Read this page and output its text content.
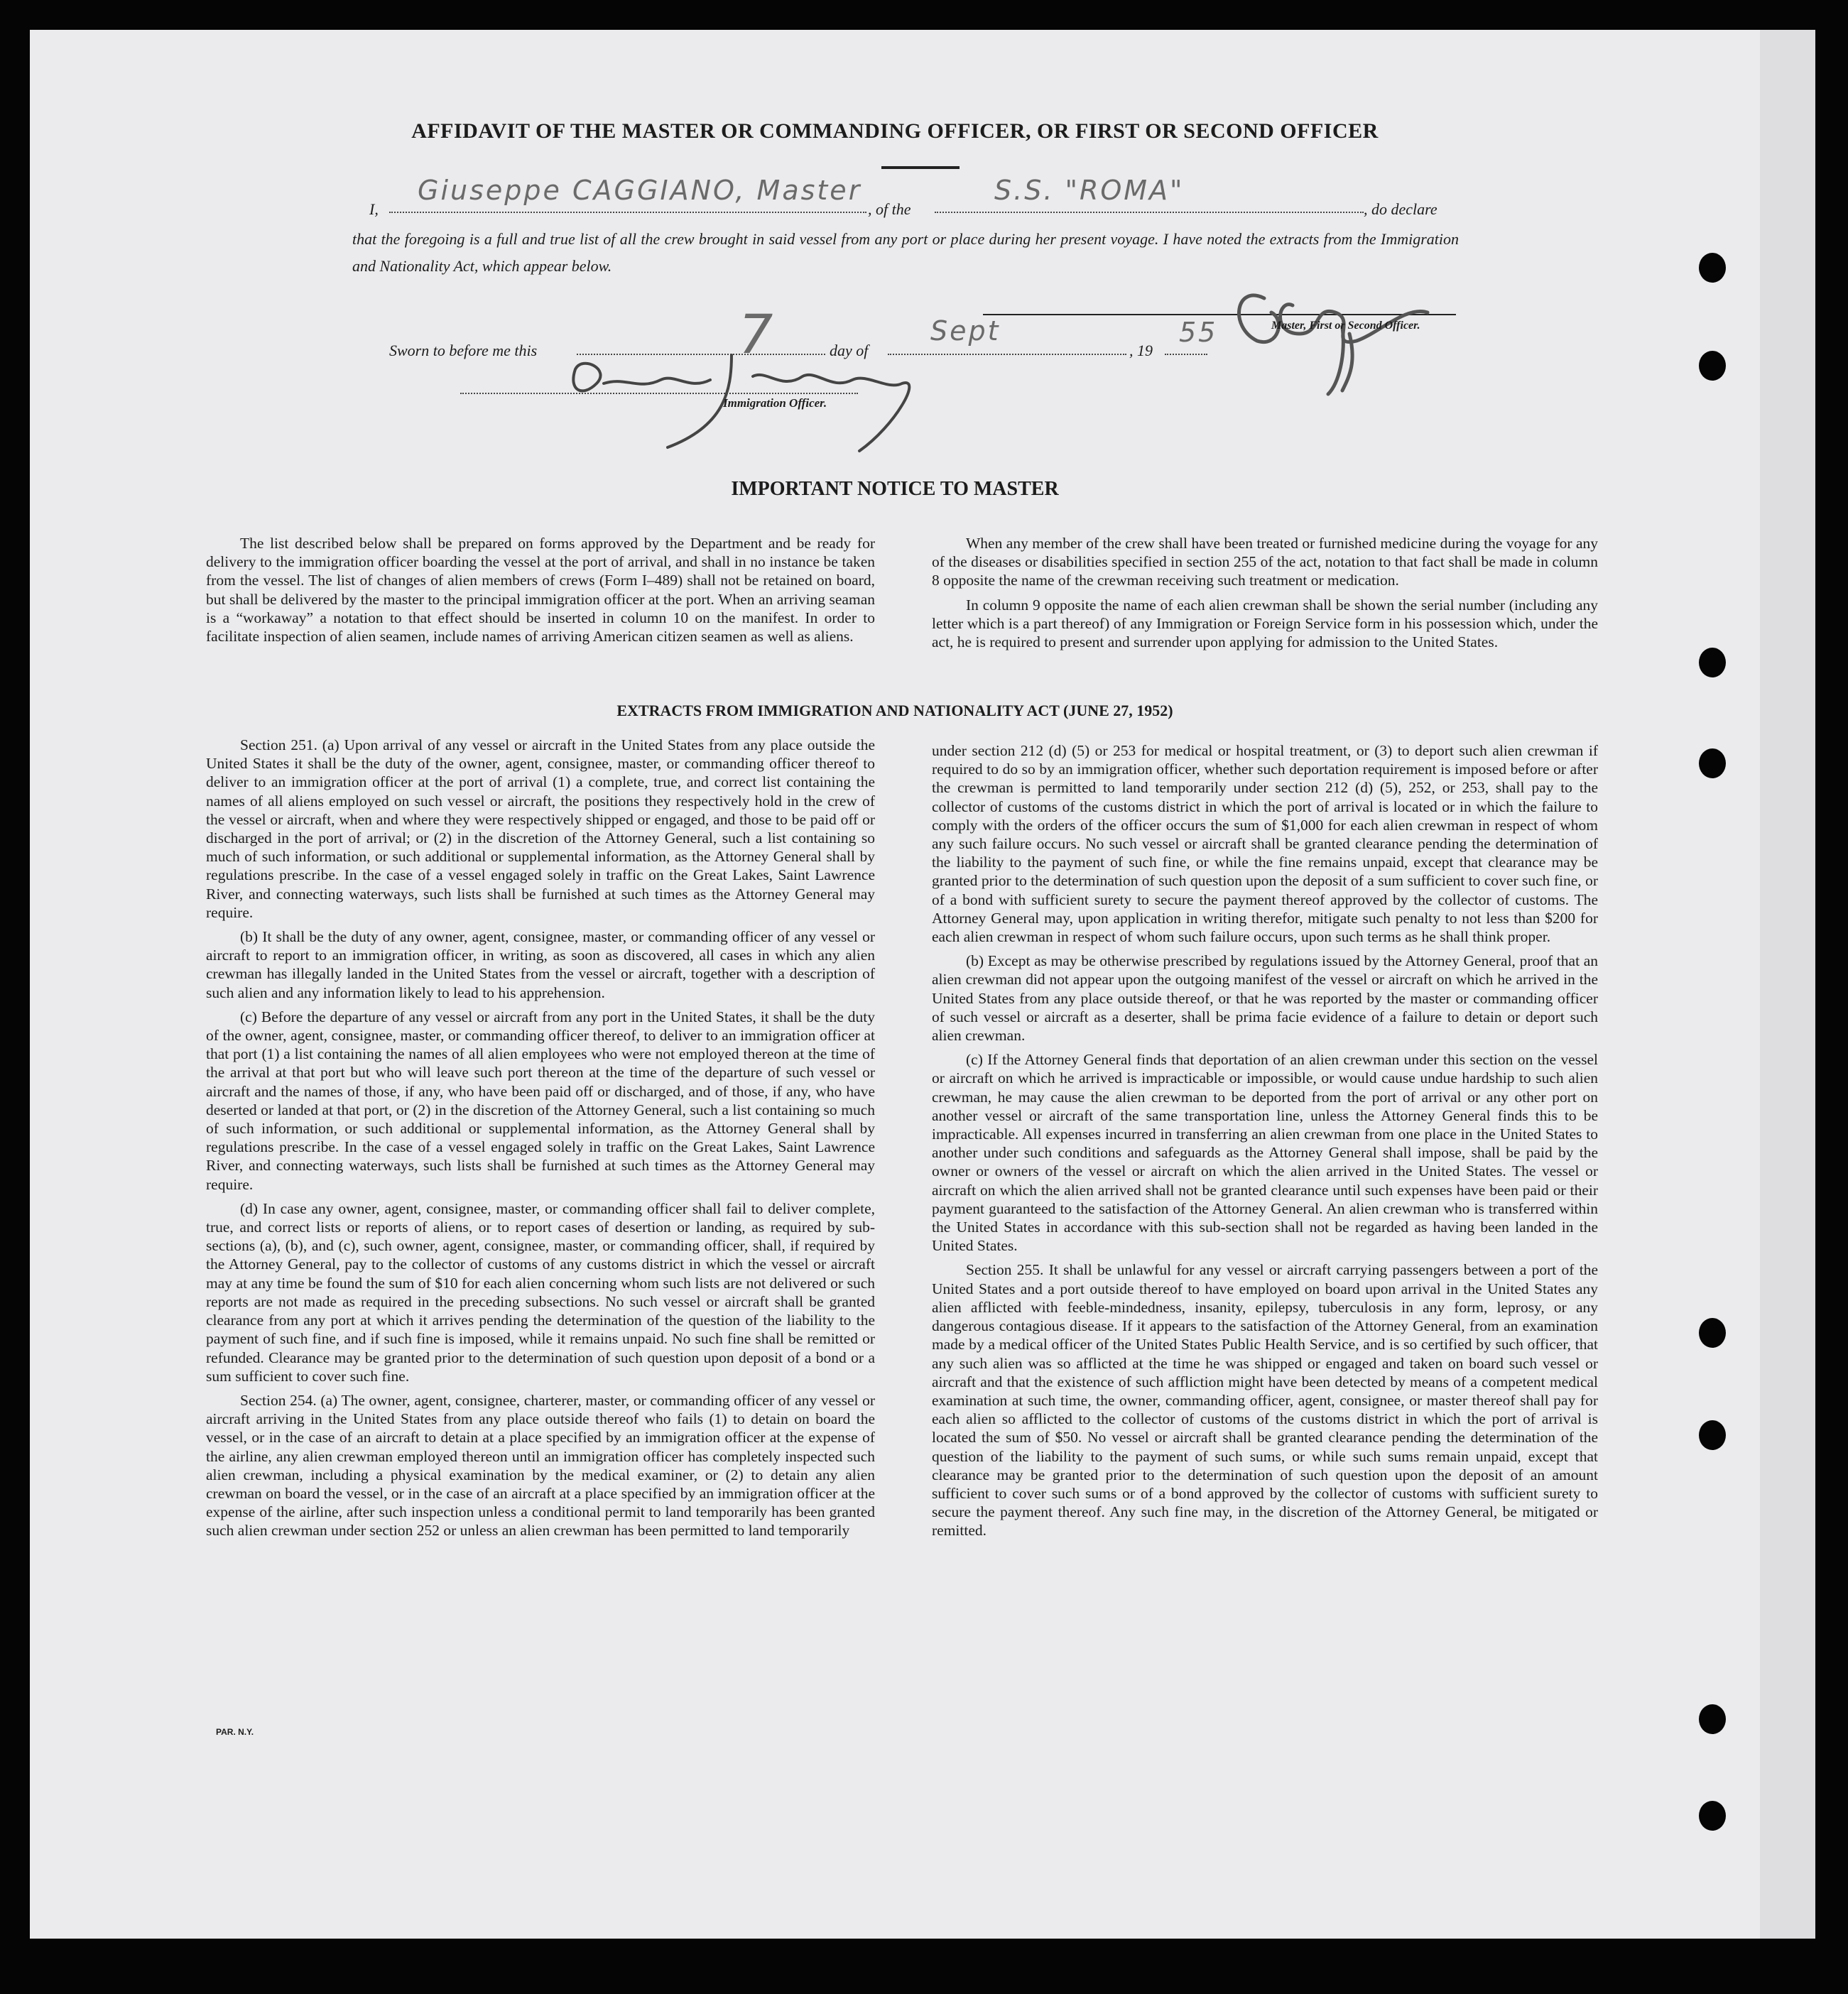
AFFIDAVIT OF THE MASTER OR COMMANDING OFFICER, OR FIRST OR SECOND OFFICER
I,
Giuseppe CAGGIANO, Master
, of the
S.S. "ROMA"
, do declare
that the foregoing is a full and true list of all the crew brought in said vessel from any port or place during her present voyage. I have noted the extracts from the Immigration and Nationality Act, which appear below.
Sworn to before me this	7	day of
Sept
, 19
55	Master, First or Second Officer.
Immigration Officer.
IMPORTANT NOTICE TO MASTER

The list described below shall be prepared on forms approved by the Department and be ready for delivery to the immigration officer boarding the vessel at the port of arrival, and shall in no instance be taken from the vessel. The list of changes of alien members of crews (Form I–489) shall not be retained on board, but shall be delivered by the master to the principal immigration officer at the port. When an arriving seaman is a “workaway” a notation to that effect should be inserted in column 10 on the manifest. In order to facilitate inspection of alien seamen, include names of arriving American citizen seamen as well as aliens.

When any member of the crew shall have been treated or furnished medicine during the voyage for any of the diseases or disabilities specified in section 255 of the act, notation to that fact shall be made in column 8 opposite the name of the crewman receiving such treatment or medication.

In column 9 opposite the name of each alien crewman shall be shown the serial number (including any letter which is a part thereof) of any Immigration or Foreign Service form in his possession which, under the act, he is required to present and surrender upon applying for admission to the United States.

EXTRACTS FROM IMMIGRATION AND NATIONALITY ACT (JUNE 27, 1952)

Section 251. (a) Upon arrival of any vessel or aircraft in the United States from any place outside the United States it shall be the duty of the owner, agent, consignee, master, or commanding officer thereof to deliver to an immigration officer at the port of arrival (1) a complete, true, and correct list containing the names of all aliens employed on such vessel or aircraft, the positions they respectively hold in the crew of the vessel or aircraft, when and where they were respectively shipped or engaged, and those to be paid off or discharged in the port of arrival; or (2) in the discretion of the Attorney General, such a list containing so much of such information, or such additional or supplemental information, as the Attorney General shall by regulations prescribe. In the case of a vessel engaged solely in traffic on the Great Lakes, Saint Lawrence River, and connecting waterways, such lists shall be furnished at such times as the Attorney General may require.

(b) It shall be the duty of any owner, agent, consignee, master, or commanding officer of any vessel or aircraft to report to an immigration officer, in writing, as soon as discovered, all cases in which any alien crewman has illegally landed in the United States from the vessel or aircraft, together with a description of such alien and any information likely to lead to his apprehension.

(c) Before the departure of any vessel or aircraft from any port in the United States, it shall be the duty of the owner, agent, consignee, master, or commanding officer thereof, to deliver to an immigration officer at that port (1) a list containing the names of all alien employees who were not employed thereon at the time of the arrival at that port but who will leave such port thereon at the time of the departure of such vessel or aircraft and the names of those, if any, who have been paid off or discharged, and of those, if any, who have deserted or landed at that port, or (2) in the discretion of the Attorney General, such a list containing so much of such information, or such additional or supplemental information, as the Attorney General shall by regulations prescribe. In the case of a vessel engaged solely in traffic on the Great Lakes, Saint Lawrence River, and connecting waterways, such lists shall be furnished at such times as the Attorney General may require.

(d) In case any owner, agent, consignee, master, or commanding officer shall fail to deliver complete, true, and correct lists or reports of aliens, or to report cases of desertion or landing, as required by sub-sections (a), (b), and (c), such owner, agent, consignee, master, or commanding officer, shall, if required by the Attorney General, pay to the collector of customs of any customs district in which the vessel or aircraft may at any time be found the sum of $10 for each alien concerning whom such lists are not delivered or such reports are not made as required in the preceding subsections. No such vessel or aircraft shall be granted clearance from any port at which it arrives pending the determination of the question of the liability to the payment of such fine, and if such fine is imposed, while it remains unpaid. No such fine shall be remitted or refunded. Clearance may be granted prior to the determination of such question upon deposit of a bond or a sum sufficient to cover such fine.

Section 254. (a) The owner, agent, consignee, charterer, master, or commanding officer of any vessel or aircraft arriving in the United States from any place outside thereof who fails (1) to detain on board the vessel, or in the case of an aircraft to detain at a place specified by an immigration officer at the expense of the airline, any alien crewman employed thereon until an immigration officer has completely inspected such alien crewman, including a physical examination by the medical examiner, or (2) to detain any alien crewman on board the vessel, or in the case of an aircraft at a place specified by an immigration officer at the expense of the airline, after such inspection unless a conditional permit to land temporarily has been granted such alien crewman under section 252 or unless an alien crewman has been permitted to land temporarily

under section 212 (d) (5) or 253 for medical or hospital treatment, or (3) to deport such alien crewman if required to do so by an immigration officer, whether such deportation requirement is imposed before or after the crewman is permitted to land temporarily under section 212 (d) (5), 252, or 253, shall pay to the collector of customs of the customs district in which the port of arrival is located or in which the failure to comply with the orders of the officer occurs the sum of $1,000 for each alien crewman in respect of whom any such failure occurs. No such vessel or aircraft shall be granted clearance pending the determination of the liability to the payment of such fine, or while the fine remains unpaid, except that clearance may be granted prior to the determination of such question upon the deposit of a sum sufficient to cover such fine, or of a bond with sufficient surety to secure the payment thereof approved by the collector of customs. The Attorney General may, upon application in writing therefor, mitigate such penalty to not less than $200 for each alien crewman in respect of whom such failure occurs, upon such terms as he shall think proper.

(b) Except as may be otherwise prescribed by regulations issued by the Attorney General, proof that an alien crewman did not appear upon the outgoing manifest of the vessel or aircraft on which he arrived in the United States from any place outside thereof, or that he was reported by the master or commanding officer of such vessel or aircraft as a deserter, shall be prima facie evidence of a failure to detain or deport such alien crewman.

(c) If the Attorney General finds that deportation of an alien crewman under this section on the vessel or aircraft on which he arrived is impracticable or impossible, or would cause undue hardship to such alien crewman, he may cause the alien crewman to be deported from the port of arrival or any other port on another vessel or aircraft of the same transportation line, unless the Attorney General finds this to be impracticable. All expenses incurred in transferring an alien crewman from one place in the United States to another under such conditions and safeguards as the Attorney General shall impose, shall be paid by the owner or owners of the vessel or aircraft on which the alien arrived in the United States. The vessel or aircraft on which the alien arrived shall not be granted clearance until such expenses have been paid or their payment guaranteed to the satisfaction of the Attorney General. An alien crewman who is transferred within the United States in accordance with this sub-section shall not be regarded as having been landed in the United States.

Section 255. It shall be unlawful for any vessel or aircraft carrying passengers between a port of the United States and a port outside thereof to have employed on board upon arrival in the United States any alien afflicted with feeble-mindedness, insanity, epilepsy, tuberculosis in any form, leprosy, or any dangerous contagious disease. If it appears to the satisfaction of the Attorney General, from an examination made by a medical officer of the United States Public Health Service, and is so certified by such officer, that any such alien was so afflicted at the time he was shipped or engaged and taken on board such vessel or aircraft and that the existence of such affliction might have been detected by means of a competent medical examination at such time, the owner, commanding officer, agent, consignee, or master thereof shall pay for each alien so afflicted to the collector of customs of the customs district in which the port of arrival is located the sum of $50. No vessel or aircraft shall be granted clearance pending the determination of the question of the liability to the payment of such sums, or while such sums remain unpaid, except that clearance may be granted prior to the determination of such question upon the deposit of an amount sufficient to cover such sums or of a bond approved by the collector of customs with sufficient surety to secure the payment thereof. Any such fine may, in the discretion of the Attorney General, be mitigated or remitted.

PAR. N.Y.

> _Goal_
Copy out each line of the data containing the string "discharged".

> _Complete answer_
Section 251. (a) Upon arrival of any vessel or aircraft in the United States from any place outside the United States it shall be the duty of the owner, agent, consignee, master, or commanding officer thereof to deliver to an immigration officer at the port of arrival (1) a complete, true, and correct list containing the names of all aliens employed on such vessel or aircraft, the positions they respectively hold in the crew of the vessel or aircraft, when and where they were respectively shipped or engaged, and those to be paid off or discharged in the port of arrival; or (2) in the discretion of the Attorney General, such a list containing so much of such information, or such additional or supplemental information, as the Attorney General shall by regulations prescribe. In the case of a vessel engaged solely in traffic on the Great Lakes, Saint Lawrence River, and connecting waterways, such lists shall be furnished at such times as the Attorney General may require.
(c) Before the departure of any vessel or aircraft from any port in the United States, it shall be the duty of the owner, agent, consignee, master, or commanding officer thereof, to deliver to an immigration officer at that port (1) a list containing the names of all alien employees who were not employed thereon at the time of the arrival at that port but who will leave such port thereon at the time of the departure of such vessel or aircraft and the names of those, if any, who have been paid off or discharged, and of those, if any, who have deserted or landed at that port, or (2) in the discretion of the Attorney General, such a list containing so much of such information, or such additional or supplemental information, as the Attorney General shall by regulations prescribe. In the case of a vessel engaged solely in traffic on the Great Lakes, Saint Lawrence River, and connecting waterways, such lists shall be furnished at such times as the Attorney General may require.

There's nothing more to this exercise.